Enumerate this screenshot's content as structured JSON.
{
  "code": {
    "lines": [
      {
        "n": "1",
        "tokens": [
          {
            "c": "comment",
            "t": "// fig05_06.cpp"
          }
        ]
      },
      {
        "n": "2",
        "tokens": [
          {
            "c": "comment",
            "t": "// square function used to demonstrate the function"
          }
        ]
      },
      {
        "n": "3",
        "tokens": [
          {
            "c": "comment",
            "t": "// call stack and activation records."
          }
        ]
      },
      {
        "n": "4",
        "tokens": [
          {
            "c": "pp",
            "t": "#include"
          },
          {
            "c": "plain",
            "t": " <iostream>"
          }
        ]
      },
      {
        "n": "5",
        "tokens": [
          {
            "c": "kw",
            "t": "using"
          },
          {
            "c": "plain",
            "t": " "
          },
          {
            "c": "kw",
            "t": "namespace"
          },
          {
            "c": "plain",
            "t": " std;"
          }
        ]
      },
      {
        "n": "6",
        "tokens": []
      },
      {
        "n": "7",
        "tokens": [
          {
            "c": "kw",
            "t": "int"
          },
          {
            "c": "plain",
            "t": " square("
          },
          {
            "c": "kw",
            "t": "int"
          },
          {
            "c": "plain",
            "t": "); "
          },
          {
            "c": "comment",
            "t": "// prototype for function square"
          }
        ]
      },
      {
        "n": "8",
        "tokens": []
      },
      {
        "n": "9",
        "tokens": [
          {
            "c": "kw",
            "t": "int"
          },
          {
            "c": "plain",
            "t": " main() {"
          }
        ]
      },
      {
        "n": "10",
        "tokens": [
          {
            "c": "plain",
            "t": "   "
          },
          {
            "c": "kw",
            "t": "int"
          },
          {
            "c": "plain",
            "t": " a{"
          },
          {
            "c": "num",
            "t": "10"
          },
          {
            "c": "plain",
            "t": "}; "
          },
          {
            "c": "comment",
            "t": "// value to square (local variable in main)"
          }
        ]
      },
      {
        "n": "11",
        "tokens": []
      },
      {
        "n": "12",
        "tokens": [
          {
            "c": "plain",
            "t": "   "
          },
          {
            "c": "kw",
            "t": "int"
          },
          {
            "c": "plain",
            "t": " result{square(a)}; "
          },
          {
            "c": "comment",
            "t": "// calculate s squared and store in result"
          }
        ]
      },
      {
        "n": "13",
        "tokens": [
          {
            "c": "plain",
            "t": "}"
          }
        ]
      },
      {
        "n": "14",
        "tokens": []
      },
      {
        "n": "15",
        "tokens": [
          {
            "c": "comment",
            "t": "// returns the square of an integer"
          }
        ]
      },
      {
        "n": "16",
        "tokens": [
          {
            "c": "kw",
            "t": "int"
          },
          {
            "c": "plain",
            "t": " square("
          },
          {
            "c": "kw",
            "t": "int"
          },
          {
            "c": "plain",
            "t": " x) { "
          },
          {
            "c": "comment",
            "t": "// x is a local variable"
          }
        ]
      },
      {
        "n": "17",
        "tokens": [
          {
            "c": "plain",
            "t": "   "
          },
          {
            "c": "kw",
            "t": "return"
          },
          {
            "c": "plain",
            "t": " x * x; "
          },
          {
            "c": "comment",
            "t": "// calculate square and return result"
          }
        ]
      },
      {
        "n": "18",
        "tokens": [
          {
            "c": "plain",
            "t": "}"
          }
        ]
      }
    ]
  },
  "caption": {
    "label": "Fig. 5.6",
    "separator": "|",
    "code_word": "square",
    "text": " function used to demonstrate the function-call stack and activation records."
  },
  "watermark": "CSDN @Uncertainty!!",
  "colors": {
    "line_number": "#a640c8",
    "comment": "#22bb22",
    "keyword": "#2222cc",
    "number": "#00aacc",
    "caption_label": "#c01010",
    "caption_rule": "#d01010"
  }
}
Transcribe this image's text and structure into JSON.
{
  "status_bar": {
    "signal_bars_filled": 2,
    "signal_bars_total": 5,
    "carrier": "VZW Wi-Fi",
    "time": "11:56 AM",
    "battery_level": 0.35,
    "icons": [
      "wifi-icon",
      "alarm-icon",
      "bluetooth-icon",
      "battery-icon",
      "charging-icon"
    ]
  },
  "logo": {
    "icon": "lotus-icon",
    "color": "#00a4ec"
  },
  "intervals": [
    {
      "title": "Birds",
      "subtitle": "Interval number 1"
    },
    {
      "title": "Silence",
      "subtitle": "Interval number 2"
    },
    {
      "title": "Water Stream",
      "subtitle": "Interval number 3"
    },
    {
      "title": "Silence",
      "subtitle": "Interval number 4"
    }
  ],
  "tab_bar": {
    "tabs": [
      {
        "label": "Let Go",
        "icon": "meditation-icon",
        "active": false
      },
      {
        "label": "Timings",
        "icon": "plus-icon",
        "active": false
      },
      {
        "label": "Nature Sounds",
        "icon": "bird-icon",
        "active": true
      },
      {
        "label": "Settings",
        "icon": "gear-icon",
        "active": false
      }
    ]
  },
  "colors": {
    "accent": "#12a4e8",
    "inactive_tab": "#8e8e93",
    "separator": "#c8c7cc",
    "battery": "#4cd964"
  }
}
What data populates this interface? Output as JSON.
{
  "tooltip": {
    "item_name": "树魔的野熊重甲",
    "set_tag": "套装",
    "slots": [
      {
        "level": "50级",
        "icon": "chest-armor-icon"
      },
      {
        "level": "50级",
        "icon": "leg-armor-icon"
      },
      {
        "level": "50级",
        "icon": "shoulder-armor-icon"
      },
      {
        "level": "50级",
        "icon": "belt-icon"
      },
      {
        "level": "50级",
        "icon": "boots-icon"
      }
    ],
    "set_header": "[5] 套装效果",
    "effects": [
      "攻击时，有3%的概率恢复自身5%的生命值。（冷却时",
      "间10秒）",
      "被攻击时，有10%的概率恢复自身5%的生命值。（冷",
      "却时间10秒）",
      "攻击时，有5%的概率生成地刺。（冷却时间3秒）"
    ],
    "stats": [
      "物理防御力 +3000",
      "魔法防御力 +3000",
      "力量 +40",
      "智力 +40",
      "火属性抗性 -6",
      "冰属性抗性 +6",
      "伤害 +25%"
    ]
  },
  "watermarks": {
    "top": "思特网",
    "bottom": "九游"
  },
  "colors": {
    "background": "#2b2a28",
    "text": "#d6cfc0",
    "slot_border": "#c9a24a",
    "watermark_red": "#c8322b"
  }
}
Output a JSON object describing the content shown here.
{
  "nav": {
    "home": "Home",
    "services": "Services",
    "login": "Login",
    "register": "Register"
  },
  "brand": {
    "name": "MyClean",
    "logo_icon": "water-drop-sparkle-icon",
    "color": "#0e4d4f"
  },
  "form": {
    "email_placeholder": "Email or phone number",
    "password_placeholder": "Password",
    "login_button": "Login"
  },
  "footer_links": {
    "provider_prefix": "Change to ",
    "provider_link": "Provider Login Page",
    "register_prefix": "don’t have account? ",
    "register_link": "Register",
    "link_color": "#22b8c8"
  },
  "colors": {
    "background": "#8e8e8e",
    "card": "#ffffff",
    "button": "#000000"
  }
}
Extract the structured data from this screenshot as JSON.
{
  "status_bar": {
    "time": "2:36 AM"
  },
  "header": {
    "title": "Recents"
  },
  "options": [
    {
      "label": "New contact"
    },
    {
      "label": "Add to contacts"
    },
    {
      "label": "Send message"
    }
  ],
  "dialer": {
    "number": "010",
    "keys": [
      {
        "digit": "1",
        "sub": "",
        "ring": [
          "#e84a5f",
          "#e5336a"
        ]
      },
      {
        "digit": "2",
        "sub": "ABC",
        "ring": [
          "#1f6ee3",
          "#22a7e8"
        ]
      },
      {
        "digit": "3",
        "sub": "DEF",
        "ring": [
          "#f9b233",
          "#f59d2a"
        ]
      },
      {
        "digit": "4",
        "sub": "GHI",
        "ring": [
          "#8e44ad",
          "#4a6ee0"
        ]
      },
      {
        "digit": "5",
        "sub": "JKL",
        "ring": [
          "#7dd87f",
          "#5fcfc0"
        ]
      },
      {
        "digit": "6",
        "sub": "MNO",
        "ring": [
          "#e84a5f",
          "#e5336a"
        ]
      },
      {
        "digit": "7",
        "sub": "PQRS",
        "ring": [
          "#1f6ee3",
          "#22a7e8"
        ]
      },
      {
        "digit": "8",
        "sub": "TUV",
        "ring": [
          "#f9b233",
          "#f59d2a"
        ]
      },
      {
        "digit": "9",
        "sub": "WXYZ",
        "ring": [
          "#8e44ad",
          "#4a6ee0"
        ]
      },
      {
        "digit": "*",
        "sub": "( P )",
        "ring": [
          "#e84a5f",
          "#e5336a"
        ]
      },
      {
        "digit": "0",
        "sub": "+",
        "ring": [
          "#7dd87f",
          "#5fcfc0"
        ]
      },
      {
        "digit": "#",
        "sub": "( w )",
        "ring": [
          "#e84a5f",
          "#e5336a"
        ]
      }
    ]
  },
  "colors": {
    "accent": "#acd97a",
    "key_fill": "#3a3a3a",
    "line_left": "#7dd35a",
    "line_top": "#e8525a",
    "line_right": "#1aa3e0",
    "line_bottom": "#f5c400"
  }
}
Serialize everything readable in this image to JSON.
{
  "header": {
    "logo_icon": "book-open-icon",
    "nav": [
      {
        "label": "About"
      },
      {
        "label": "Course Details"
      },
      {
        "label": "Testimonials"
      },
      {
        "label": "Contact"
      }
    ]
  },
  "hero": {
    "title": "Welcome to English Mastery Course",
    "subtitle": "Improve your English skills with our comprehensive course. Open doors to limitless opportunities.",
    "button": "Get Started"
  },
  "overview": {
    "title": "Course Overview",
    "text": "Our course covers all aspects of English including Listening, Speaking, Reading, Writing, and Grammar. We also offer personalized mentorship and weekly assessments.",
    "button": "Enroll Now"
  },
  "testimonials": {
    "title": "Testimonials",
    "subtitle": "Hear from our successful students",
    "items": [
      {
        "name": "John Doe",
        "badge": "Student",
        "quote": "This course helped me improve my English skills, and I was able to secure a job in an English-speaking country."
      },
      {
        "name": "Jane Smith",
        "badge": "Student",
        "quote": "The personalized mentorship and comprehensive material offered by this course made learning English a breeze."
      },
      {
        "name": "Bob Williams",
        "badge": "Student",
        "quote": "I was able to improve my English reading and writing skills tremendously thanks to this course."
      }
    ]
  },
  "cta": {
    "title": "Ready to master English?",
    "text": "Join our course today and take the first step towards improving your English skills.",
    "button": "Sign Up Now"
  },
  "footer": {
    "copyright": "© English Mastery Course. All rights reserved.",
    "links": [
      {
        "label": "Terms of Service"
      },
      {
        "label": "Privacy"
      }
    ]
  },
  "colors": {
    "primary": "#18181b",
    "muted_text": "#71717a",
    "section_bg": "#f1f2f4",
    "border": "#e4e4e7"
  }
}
■ ■ ■ ■ ■ ■ ■
What this task involves
Gather every line from the entries above where the word "result" appears, and copy them.

Answer to this exercise
            "t": " result{square(a)}; "
            "t": "// calculate s squared and store in result"
            "t": "// calculate square and return result"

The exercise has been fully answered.